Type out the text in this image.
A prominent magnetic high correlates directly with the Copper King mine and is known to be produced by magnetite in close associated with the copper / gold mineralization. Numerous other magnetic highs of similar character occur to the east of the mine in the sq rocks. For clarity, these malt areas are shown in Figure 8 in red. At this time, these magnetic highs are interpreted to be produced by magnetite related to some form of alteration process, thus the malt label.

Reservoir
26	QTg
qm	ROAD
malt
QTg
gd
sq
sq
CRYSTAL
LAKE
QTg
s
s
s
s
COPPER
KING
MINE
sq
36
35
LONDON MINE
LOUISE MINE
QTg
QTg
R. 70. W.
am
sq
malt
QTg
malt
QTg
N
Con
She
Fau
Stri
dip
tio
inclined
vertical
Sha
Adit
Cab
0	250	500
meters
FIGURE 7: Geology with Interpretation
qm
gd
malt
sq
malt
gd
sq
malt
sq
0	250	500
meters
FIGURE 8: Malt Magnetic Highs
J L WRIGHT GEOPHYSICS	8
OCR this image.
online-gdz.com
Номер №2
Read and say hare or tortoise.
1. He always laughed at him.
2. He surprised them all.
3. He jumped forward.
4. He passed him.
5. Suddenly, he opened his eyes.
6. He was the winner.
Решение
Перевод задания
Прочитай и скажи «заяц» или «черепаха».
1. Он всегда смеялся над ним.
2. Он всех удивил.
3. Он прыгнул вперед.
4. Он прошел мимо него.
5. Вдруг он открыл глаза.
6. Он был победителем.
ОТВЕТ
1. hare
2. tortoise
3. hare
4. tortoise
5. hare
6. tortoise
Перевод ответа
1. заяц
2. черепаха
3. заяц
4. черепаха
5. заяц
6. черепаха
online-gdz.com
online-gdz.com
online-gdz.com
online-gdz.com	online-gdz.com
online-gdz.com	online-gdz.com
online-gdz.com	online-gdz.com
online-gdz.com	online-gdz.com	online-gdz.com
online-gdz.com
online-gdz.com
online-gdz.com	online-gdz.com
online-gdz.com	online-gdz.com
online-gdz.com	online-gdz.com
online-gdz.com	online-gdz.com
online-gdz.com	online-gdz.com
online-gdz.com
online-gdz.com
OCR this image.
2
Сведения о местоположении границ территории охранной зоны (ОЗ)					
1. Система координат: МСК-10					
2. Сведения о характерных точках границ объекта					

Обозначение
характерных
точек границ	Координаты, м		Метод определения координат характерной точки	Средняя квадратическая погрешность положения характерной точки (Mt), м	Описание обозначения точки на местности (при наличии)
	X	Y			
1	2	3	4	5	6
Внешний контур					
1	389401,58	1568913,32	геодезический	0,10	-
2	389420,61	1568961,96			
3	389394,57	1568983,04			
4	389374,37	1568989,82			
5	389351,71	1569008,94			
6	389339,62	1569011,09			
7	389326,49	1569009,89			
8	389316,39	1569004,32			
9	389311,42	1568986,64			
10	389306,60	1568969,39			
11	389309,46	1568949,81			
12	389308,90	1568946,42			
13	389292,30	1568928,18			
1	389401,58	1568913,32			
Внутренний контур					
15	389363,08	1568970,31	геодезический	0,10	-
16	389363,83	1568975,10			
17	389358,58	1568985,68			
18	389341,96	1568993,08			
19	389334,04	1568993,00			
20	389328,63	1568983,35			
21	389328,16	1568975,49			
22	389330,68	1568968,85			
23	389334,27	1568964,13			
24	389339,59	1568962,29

•••

--- Exercise details ---
Copy out the material above in its entirety. Every detail must match.

--- Solution to this task ---
Type out the text in this image.
A prominent magnetic high correlates directly with the Copper King mine and is known to be produced by magnetite in close associated with the copper / gold mineralization. Numerous other magnetic highs of similar character occur to the east of the mine in the sq rocks. For clarity, these malt areas are shown in Figure 8 in red. At this time, these magnetic highs are interpreted to be produced by magnetite related to some form of alteration process, thus the malt label.

Reservoir
26	QTg
qm	ROAD
malt
QTg
gd
sq
sq
CRYSTAL
LAKE
QTg
s
s
s
s
COPPER
KING
MINE
sq
36
35
LONDON MINE
LOUISE MINE
QTg
QTg
R. 70. W.
am
sq
malt
QTg
malt
QTg
N
Con
She
Fau
Stri
dip
tio
inclined
vertical
Sha
Adit
Cab
0	250	500
meters
FIGURE 7: Geology with Interpretation
qm
gd
malt
sq
malt
gd
sq
malt
sq
0	250	500
meters
FIGURE 8: Malt Magnetic Highs
J L WRIGHT GEOPHYSICS	8
OCR this image.
online-gdz.com
Номер №2
Read and say hare or tortoise.
1. He always laughed at him.
2. He surprised them all.
3. He jumped forward.
4. He passed him.
5. Suddenly, he opened his eyes.
6. He was the winner.
Решение
Перевод задания
Прочитай и скажи «заяц» или «черепаха».
1. Он всегда смеялся над ним.
2. Он всех удивил.
3. Он прыгнул вперед.
4. Он прошел мимо него.
5. Вдруг он открыл глаза.
6. Он был победителем.
ОТВЕТ
1. hare
2. tortoise
3. hare
4. tortoise
5. hare
6. tortoise
Перевод ответа
1. заяц
2. черепаха
3. заяц
4. черепаха
5. заяц
6. черепаха
online-gdz.com
online-gdz.com
online-gdz.com
online-gdz.com	online-gdz.com
online-gdz.com	online-gdz.com
online-gdz.com	online-gdz.com
online-gdz.com	online-gdz.com	online-gdz.com
online-gdz.com
online-gdz.com
online-gdz.com	online-gdz.com
online-gdz.com	online-gdz.com
online-gdz.com	online-gdz.com
online-gdz.com	online-gdz.com
online-gdz.com	online-gdz.com
online-gdz.com
online-gdz.com
OCR this image.
2
Сведения о местоположении границ территории охранной зоны (ОЗ)					
1. Система координат: МСК-10					
2. Сведения о характерных точках границ объекта					

Обозначение
характерных
точек границ	Координаты, м		Метод определения координат характерной точки	Средняя квадратическая погрешность положения характерной точки (Mt), м	Описание обозначения точки на местности (при наличии)
	X	Y			
1	2	3	4	5	6
Внешний контур					
1	389401,58	1568913,32	геодезический	0,10	-
2	389420,61	1568961,96			
3	389394,57	1568983,04			
4	389374,37	1568989,82			
5	389351,71	1569008,94			
6	389339,62	1569011,09			
7	389326,49	1569009,89			
8	389316,39	1569004,32			
9	389311,42	1568986,64			
10	389306,60	1568969,39			
11	389309,46	1568949,81			
12	389308,90	1568946,42			
13	389292,30	1568928,18			
1	389401,58	1568913,32			
Внутренний контур					
15	389363,08	1568970,31	геодезический	0,10	-
16	389363,83	1568975,10			
17	389358,58	1568985,68			
18	389341,96	1568993,08			
19	389334,04	1568993,00			
20	389328,63	1568983,35			
21	389328,16	1568975,49			
22	389330,68	1568968,85			
23	389334,27	1568964,13			
24	389339,59	1568962,29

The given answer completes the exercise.